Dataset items
"""

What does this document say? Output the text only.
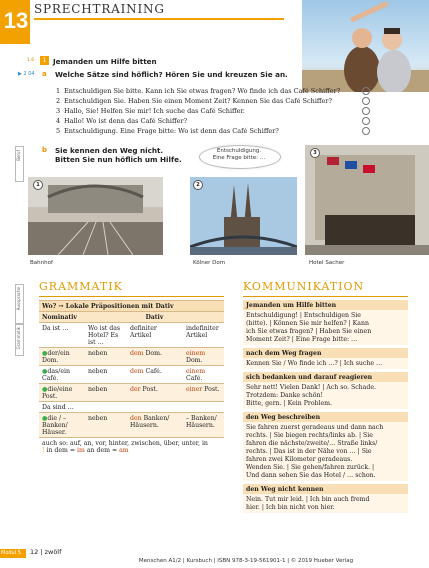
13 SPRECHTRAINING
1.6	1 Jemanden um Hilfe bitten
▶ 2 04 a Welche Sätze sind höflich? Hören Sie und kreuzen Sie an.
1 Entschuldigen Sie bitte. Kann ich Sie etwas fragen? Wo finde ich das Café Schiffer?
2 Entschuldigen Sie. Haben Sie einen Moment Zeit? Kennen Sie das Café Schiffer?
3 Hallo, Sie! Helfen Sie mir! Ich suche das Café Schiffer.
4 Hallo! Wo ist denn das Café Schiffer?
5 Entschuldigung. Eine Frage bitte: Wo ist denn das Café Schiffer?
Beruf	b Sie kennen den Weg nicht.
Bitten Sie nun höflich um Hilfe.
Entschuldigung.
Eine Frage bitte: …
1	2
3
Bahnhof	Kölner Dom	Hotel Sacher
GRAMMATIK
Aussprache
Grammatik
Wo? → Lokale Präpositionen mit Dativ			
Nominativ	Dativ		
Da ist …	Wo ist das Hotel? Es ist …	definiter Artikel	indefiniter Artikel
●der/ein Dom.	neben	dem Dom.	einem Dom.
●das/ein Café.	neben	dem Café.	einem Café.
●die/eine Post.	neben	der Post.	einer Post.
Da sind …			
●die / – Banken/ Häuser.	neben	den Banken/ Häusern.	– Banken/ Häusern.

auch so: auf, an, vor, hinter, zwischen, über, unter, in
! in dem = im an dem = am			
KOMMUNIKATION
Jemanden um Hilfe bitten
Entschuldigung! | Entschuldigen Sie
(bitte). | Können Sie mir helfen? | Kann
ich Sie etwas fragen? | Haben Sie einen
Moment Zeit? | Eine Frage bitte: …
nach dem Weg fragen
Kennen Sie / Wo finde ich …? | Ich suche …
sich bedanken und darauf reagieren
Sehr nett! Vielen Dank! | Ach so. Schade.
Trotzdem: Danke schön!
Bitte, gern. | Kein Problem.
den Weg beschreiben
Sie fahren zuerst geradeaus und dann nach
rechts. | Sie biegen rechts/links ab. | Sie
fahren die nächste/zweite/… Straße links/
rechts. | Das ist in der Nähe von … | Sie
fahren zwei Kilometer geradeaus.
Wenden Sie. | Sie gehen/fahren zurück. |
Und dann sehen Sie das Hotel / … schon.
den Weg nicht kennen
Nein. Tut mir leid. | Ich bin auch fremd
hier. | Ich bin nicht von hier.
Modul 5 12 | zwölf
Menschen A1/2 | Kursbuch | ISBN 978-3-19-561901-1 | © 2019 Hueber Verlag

"""
"""

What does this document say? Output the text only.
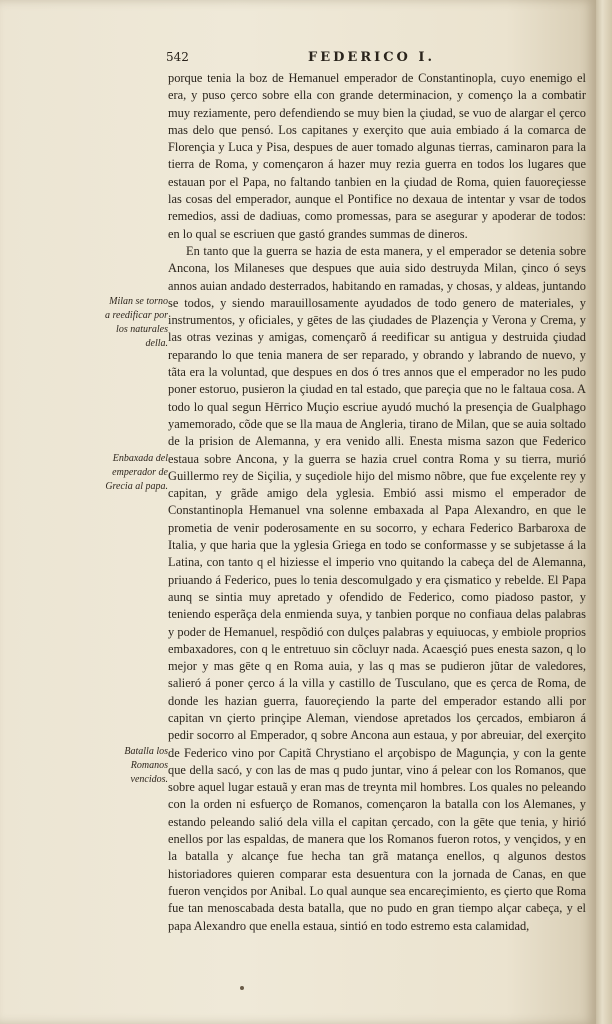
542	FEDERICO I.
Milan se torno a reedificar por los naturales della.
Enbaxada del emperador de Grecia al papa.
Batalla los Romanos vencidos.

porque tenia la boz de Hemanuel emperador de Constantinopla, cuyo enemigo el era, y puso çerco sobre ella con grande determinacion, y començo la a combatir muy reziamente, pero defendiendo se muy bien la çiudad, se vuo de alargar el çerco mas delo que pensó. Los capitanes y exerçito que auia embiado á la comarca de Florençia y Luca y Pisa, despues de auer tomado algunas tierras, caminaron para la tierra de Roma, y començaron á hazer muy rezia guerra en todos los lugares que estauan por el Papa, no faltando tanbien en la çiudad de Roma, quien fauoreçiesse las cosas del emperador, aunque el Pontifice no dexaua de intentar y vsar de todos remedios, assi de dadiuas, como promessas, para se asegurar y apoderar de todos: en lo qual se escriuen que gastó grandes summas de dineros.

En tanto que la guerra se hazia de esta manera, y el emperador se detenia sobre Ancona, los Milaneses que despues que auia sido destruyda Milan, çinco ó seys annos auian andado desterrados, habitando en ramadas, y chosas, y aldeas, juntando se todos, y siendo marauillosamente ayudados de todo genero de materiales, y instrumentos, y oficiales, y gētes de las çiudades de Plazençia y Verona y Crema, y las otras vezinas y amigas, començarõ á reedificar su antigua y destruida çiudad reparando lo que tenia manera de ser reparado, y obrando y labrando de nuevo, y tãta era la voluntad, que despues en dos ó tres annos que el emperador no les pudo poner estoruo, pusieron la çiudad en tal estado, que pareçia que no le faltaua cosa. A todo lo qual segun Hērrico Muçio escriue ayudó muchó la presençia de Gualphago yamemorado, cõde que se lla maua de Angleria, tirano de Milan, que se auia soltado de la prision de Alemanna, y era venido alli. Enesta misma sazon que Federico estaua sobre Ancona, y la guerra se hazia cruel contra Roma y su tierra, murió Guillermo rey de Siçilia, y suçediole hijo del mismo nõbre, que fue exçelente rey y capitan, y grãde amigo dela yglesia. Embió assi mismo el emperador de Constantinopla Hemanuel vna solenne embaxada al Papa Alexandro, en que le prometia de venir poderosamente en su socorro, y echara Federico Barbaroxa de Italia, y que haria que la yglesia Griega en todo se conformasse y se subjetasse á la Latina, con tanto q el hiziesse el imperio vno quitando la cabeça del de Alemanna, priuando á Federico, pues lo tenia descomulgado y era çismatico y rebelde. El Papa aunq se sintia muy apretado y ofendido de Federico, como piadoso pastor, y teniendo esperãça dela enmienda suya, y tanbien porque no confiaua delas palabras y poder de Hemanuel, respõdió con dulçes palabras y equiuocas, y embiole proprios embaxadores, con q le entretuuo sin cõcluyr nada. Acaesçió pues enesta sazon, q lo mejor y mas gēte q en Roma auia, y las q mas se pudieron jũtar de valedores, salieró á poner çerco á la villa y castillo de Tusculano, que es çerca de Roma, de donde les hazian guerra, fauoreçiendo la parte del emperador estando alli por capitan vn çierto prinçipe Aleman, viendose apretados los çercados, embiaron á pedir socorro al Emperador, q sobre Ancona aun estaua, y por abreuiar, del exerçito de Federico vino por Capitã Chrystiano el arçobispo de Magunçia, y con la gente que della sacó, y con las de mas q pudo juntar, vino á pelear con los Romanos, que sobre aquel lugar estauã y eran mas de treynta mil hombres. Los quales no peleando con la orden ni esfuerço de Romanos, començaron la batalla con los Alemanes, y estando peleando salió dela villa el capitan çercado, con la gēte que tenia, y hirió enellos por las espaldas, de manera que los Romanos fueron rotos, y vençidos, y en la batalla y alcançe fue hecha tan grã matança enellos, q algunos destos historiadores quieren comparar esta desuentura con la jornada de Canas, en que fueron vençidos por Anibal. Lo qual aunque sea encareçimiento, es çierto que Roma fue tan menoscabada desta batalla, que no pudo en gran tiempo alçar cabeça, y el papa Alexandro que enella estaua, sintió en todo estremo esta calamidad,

"""

* _Directive_: Lines from the records above that hold "dann" are the ones to list.

* _Result of the task_:
Sie fahren zuerst geradeaus und dann nach
Und dann sehen Sie das Hotel / … schon.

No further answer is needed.